• Exercise objective
All of the data should be output character for character, except the pictures.

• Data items

---------------

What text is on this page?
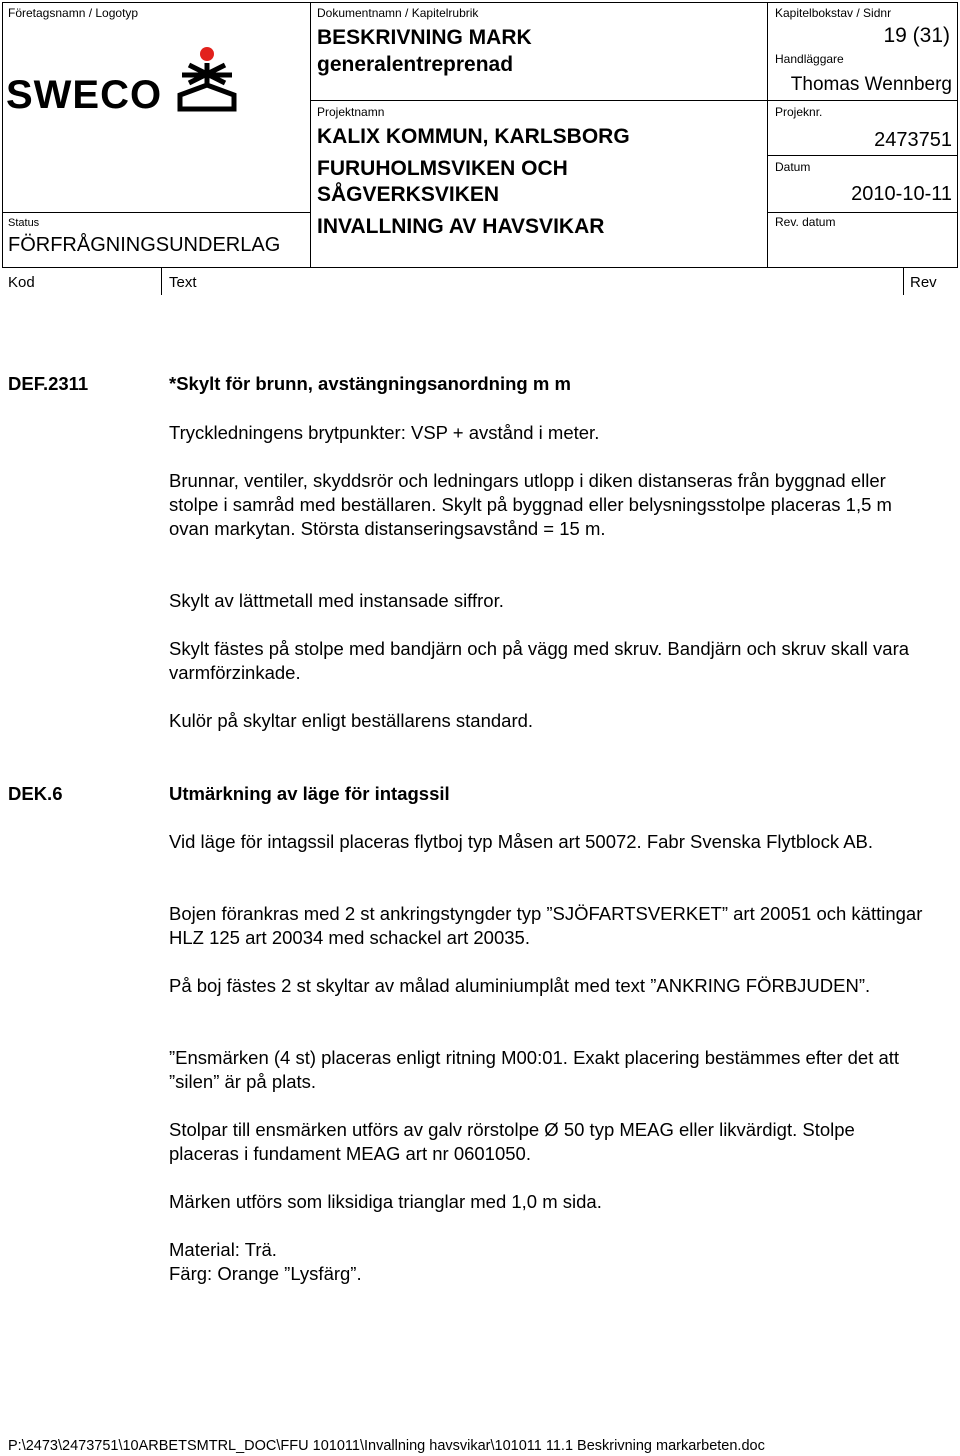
Företagsnamn / Logotyp
SWECO
Status
FÖRFRÅGNINGSUNDERLAG
Dokumentnamn / Kapitelrubrik
BESKRIVNING MARK
generalentreprenad
Projektnamn
KALIX KOMMUN, KARLSBORG
FURUHOLMSVIKEN OCH
SÅGVERKSVIKEN
INVALLNING AV HAVSVIKAR
Kapitelbokstav / Sidnr
19 (31)
Handläggare
Thomas Wennberg
Projeknr.
2473751
Datum
2010-10-11
Rev. datum
Kod	Text	Rev
DEF.2311	*Skylt för brunn, avstängningsanordning m m
Tryckledningens brytpunkter: VSP + avstånd i meter.
Brunnar, ventiler, skyddsrör och ledningars utlopp i diken distanseras från byggnad eller stolpe i samråd med beställaren. Skylt på byggnad eller belysningsstolpe placeras 1,5 m ovan markytan. Största distanseringsavstånd = 15 m.
Skylt av lättmetall med instansade siffror.
Skylt fästes på stolpe med bandjärn och på vägg med skruv. Bandjärn och skruv skall vara varmförzinkade.
Kulör på skyltar enligt beställarens standard.
DEK.6	Utmärkning av läge för intagssil
Vid läge för intagssil placeras flytboj typ Måsen art 50072. Fabr Svenska Flytblock AB.
Bojen förankras med 2 st ankringstyngder typ ”SJÖFARTSVERKET” art 20051 och kättingar HLZ 125 art 20034 med schackel art 20035.
På boj fästes 2 st skyltar av målad aluminiumplåt med text ”ANKRING FÖRBJUDEN”.
”Ensmärken (4 st) placeras enligt ritning M00:01. Exakt placering bestämmes efter det att ”silen” är på plats.
Stolpar till ensmärken utförs av galv rörstolpe Ø 50 typ MEAG eller likvärdigt. Stolpe placeras i fundament MEAG art nr 0601050.
Märken utförs som liksidiga trianglar med 1,0 m sida.
Material: Trä.
Färg: Orange ”Lysfärg”.
P:\2473\2473751\10ARBETSMTRL_DOC\FFU 101011\Invallning havsvikar\101011 11.1 Beskrivning markarbeten.doc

---------------

• Output below
What text is on this page?
Företagsnamn / Logotyp
SWECO
Status
FÖRFRÅGNINGSUNDERLAG
Dokumentnamn / Kapitelrubrik
BESKRIVNING MARK
generalentreprenad
Projektnamn
KALIX KOMMUN, KARLSBORG
FURUHOLMSVIKEN OCH
SÅGVERKSVIKEN
INVALLNING AV HAVSVIKAR
Kapitelbokstav / Sidnr
19 (31)
Handläggare
Thomas Wennberg
Projeknr.
2473751
Datum
2010-10-11
Rev. datum
Kod	Text	Rev
DEF.2311	*Skylt för brunn, avstängningsanordning m m
Tryckledningens brytpunkter: VSP + avstånd i meter.
Brunnar, ventiler, skyddsrör och ledningars utlopp i diken distanseras från byggnad eller stolpe i samråd med beställaren. Skylt på byggnad eller belysningsstolpe placeras 1,5 m ovan markytan. Största distanseringsavstånd = 15 m.
Skylt av lättmetall med instansade siffror.
Skylt fästes på stolpe med bandjärn och på vägg med skruv. Bandjärn och skruv skall vara varmförzinkade.
Kulör på skyltar enligt beställarens standard.
DEK.6	Utmärkning av läge för intagssil
Vid läge för intagssil placeras flytboj typ Måsen art 50072. Fabr Svenska Flytblock AB.
Bojen förankras med 2 st ankringstyngder typ ”SJÖFARTSVERKET” art 20051 och kättingar HLZ 125 art 20034 med schackel art 20035.
På boj fästes 2 st skyltar av målad aluminiumplåt med text ”ANKRING FÖRBJUDEN”.
”Ensmärken (4 st) placeras enligt ritning M00:01. Exakt placering bestämmes efter det att ”silen” är på plats.
Stolpar till ensmärken utförs av galv rörstolpe Ø 50 typ MEAG eller likvärdigt. Stolpe placeras i fundament MEAG art nr 0601050.
Märken utförs som liksidiga trianglar med 1,0 m sida.
Material: Trä.
Färg: Orange ”Lysfärg”.
P:\2473\2473751\10ARBETSMTRL_DOC\FFU 101011\Invallning havsvikar\101011 11.1 Beskrivning markarbeten.doc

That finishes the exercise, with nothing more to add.